• **What needs to be done**: Using the data below, copy each line that includes the word "барабаны".

Records from a collection

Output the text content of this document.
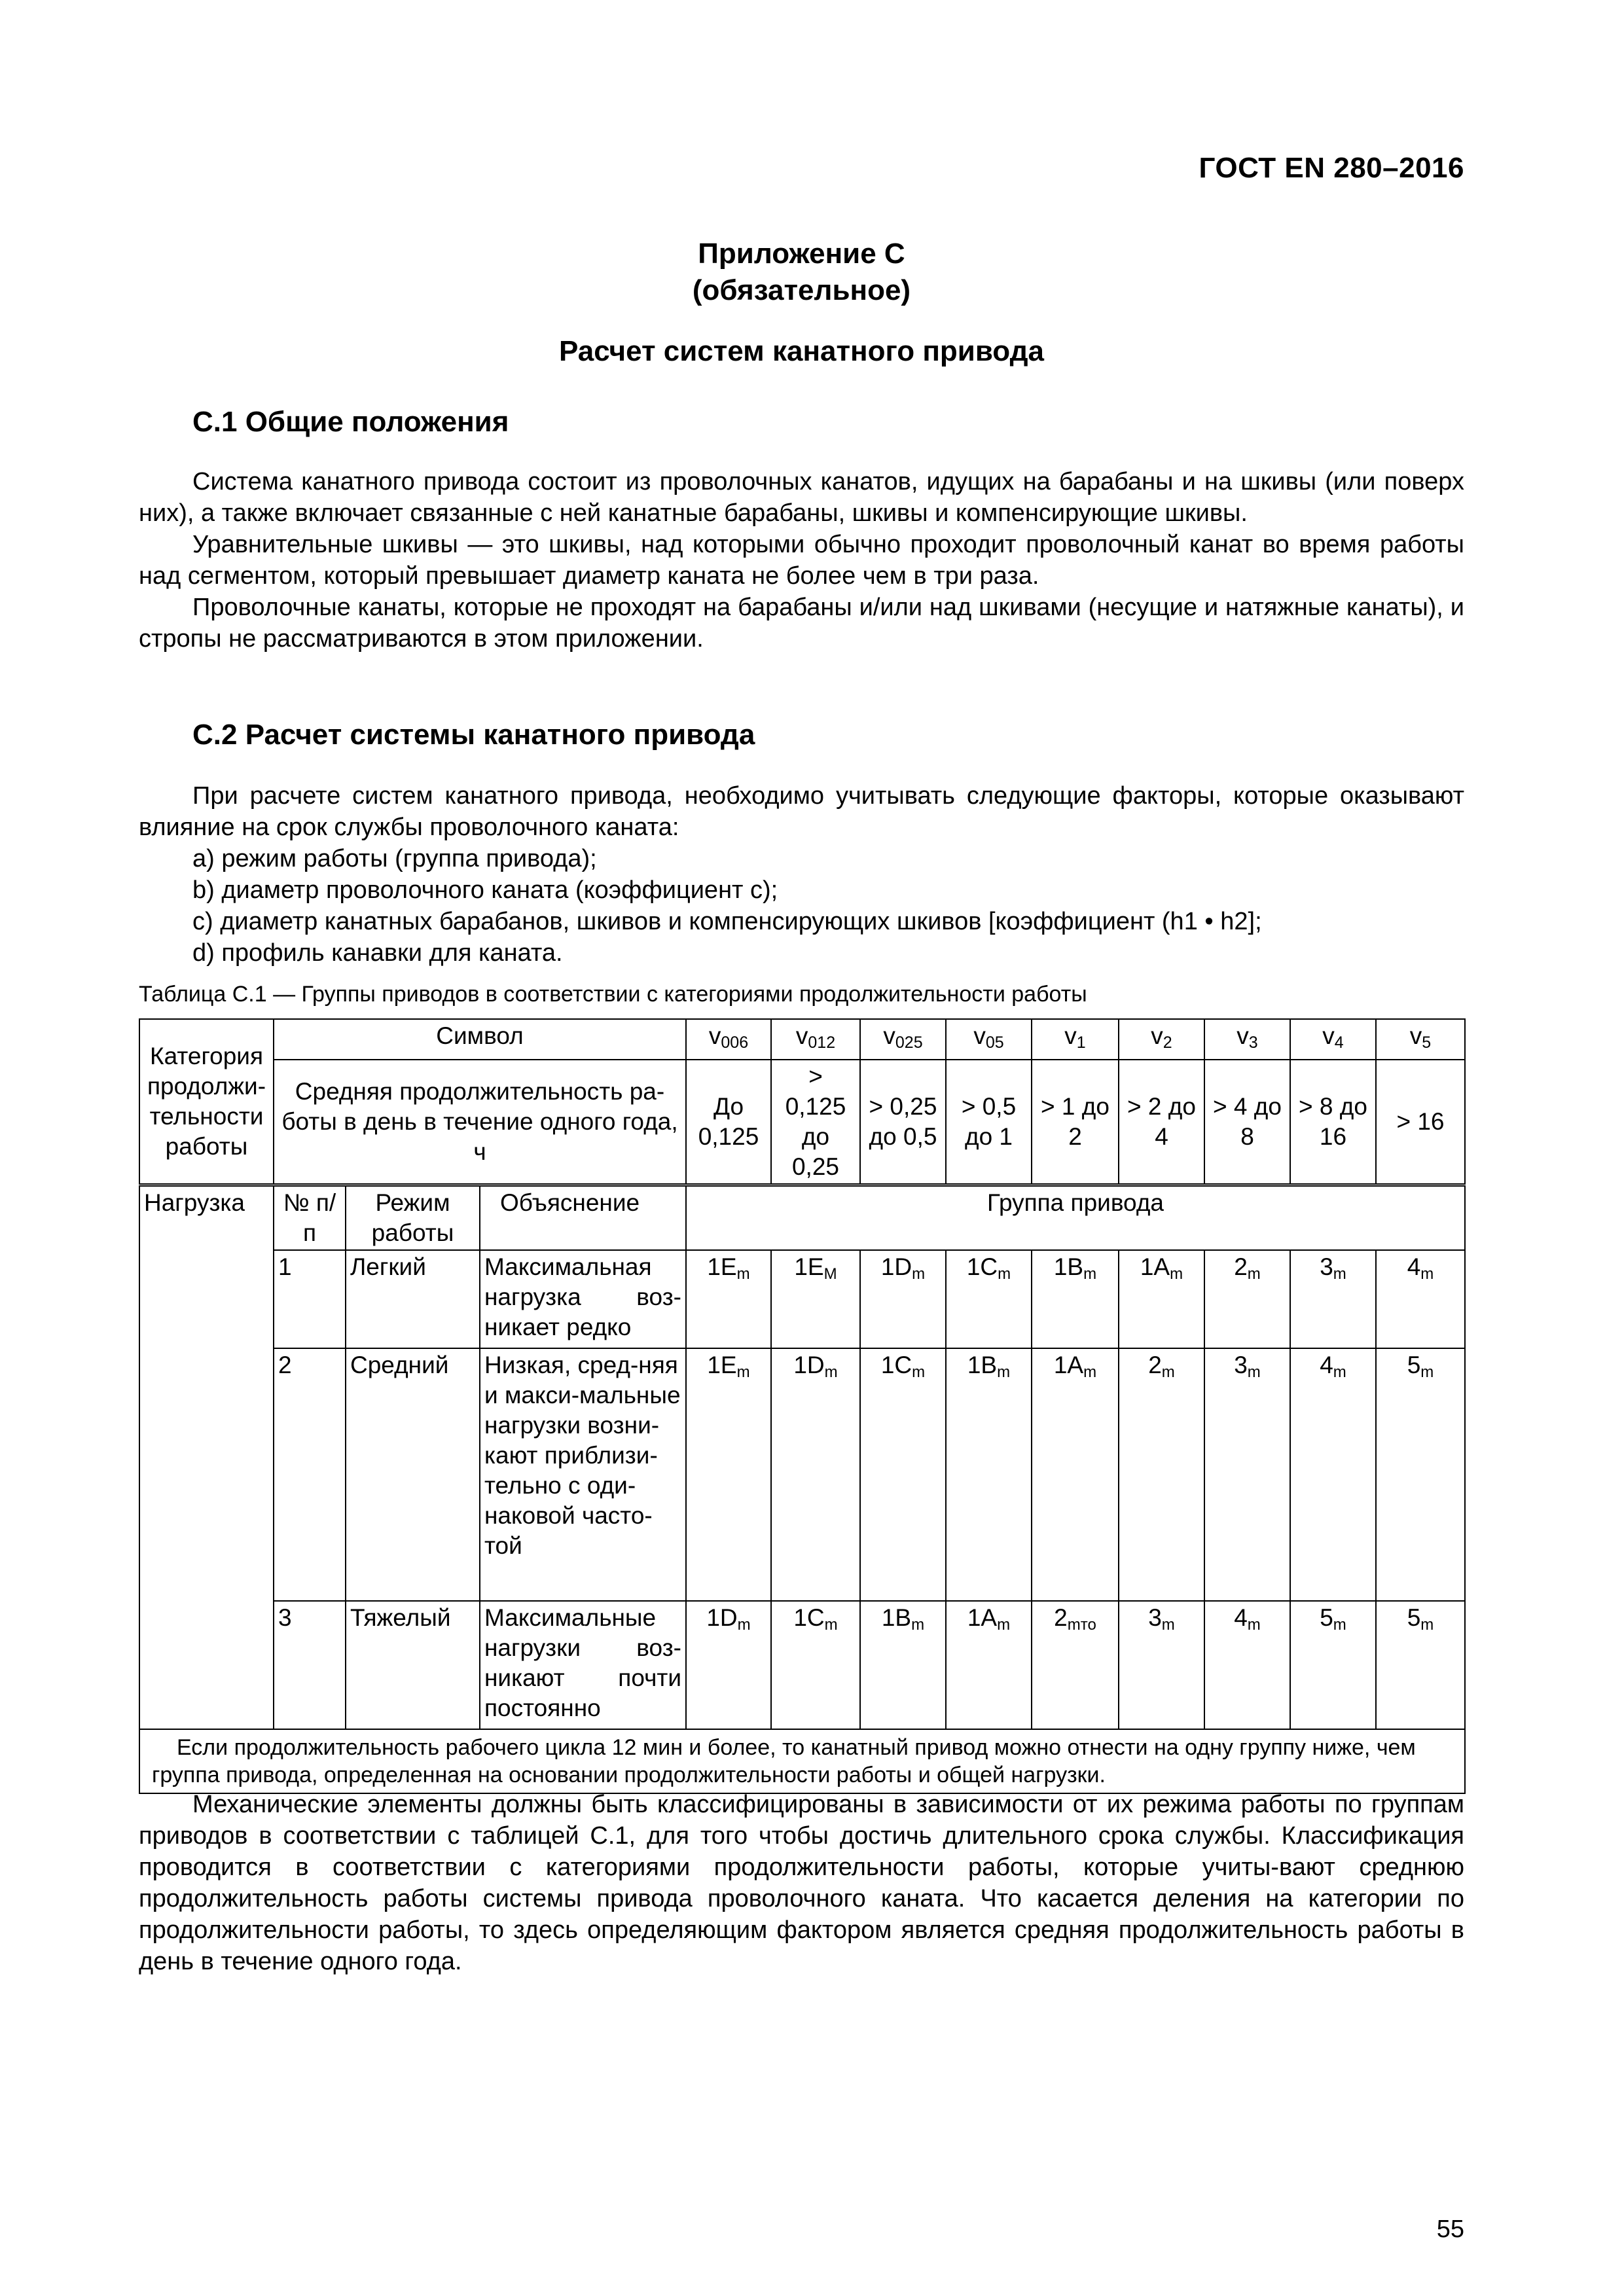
ГОСТ EN 280–2016
Приложение С
(обязательное)
Расчет систем канатного привода
С.1 Общие положения

Система канатного привода состоит из проволочных канатов, идущих на барабаны и на шкивы (или поверх них), а также включает связанные с ней канатные барабаны, шкивы и компенсирующие шкивы.

Уравнительные шкивы — это шкивы, над которыми обычно проходит проволочный канат во время работы над сегментом, который превышает диаметр каната не более чем в три раза.

Проволочные канаты, которые не проходят на барабаны и/или над шкивами (несущие и натяжные канаты), и стропы не рассматриваются в этом приложении.

С.2 Расчет системы канатного привода

При расчете систем канатного привода, необходимо учитывать следующие факторы, которые оказывают влияние на срок службы проволочного каната:

a) режим работы (группа привода);
b) диаметр проволочного каната (коэффициент с);
c) диаметр канатных барабанов, шкивов и компенсирующих шкивов [коэффициент (h1 • h2];
d) профиль канавки для каната.
Таблица С.1 — Группы приводов в соответствии с категориями продолжительности работы
Категория продолжи-тельности работы	Символ			$v_{006}$	$v_{012}$	$v_{025}$	$v_{05}$	$v_1$	$v_2$	$v_3$	$v_4$	$v_5$
	Средняя продолжительность ра-боты в день в течение одного года, ч			До 0,125	> 0,125 до 0,25	> 0,25 до 0,5	> 0,5 до 1	> 1 до 2	> 2 до 4	> 4 до 8	> 8 до 16	> 16
Нагрузка	№ п/п	Режим работы	Объяснение	Группа привода								
	1	Легкий	Максимальная нагрузка воз-никает редко	$1E_m$	$1E_M$	$1D_m$	$1C_m$	$1B_m$	$1A_m$	$2_m$	$3_m$	$4_m$
	2	Средний	Низкая, сред-няя и макси-мальные нагрузки возни-кают приблизи-тельно с оди-наковой часто-той	$1E_m$	$1D_m$	$1C_m$	$1B_m$	$1A_m$	$2_m$	$3_m$	$4_m$	$5_m$
	3	Тяжелый	Максимальные нагрузки воз-никают почти постоянно	$1D_m$	$1C_m$	$1B_m$	$1A_m$	$2_{mто}$	$3_m$	$4_m$	$5_m$	$5_m$
Если продолжительность рабочего цикла 12 мин и более, то канатный привод можно отнести на одну группу ниже, чем группа привода, определенная на основании продолжительности работы и общей нагрузки.												

Механические элементы должны быть классифицированы в зависимости от их режима работы по группам приводов в соответствии с таблицей С.1, для того чтобы достичь длительного срока службы. Классификация проводится в соответствии с категориями продолжительности работы, которые учиты-вают среднюю продолжительность работы системы привода проволочного каната. Что касается деления на категории по продолжительности работы, то здесь определяющим фактором является средняя продолжительность работы в день в течение одного года.

55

• **Reply to the exercise**:
Система канатного привода состоит из проволочных канатов, идущих на барабаны и на шкивы (или поверх них), а также включает связанные с ней канатные барабаны, шкивы и компенсирующие шкивы.
Проволочные канаты, которые не проходят на барабаны и/или над шкивами (несущие и натяжные канаты), и стропы не рассматриваются в этом приложении.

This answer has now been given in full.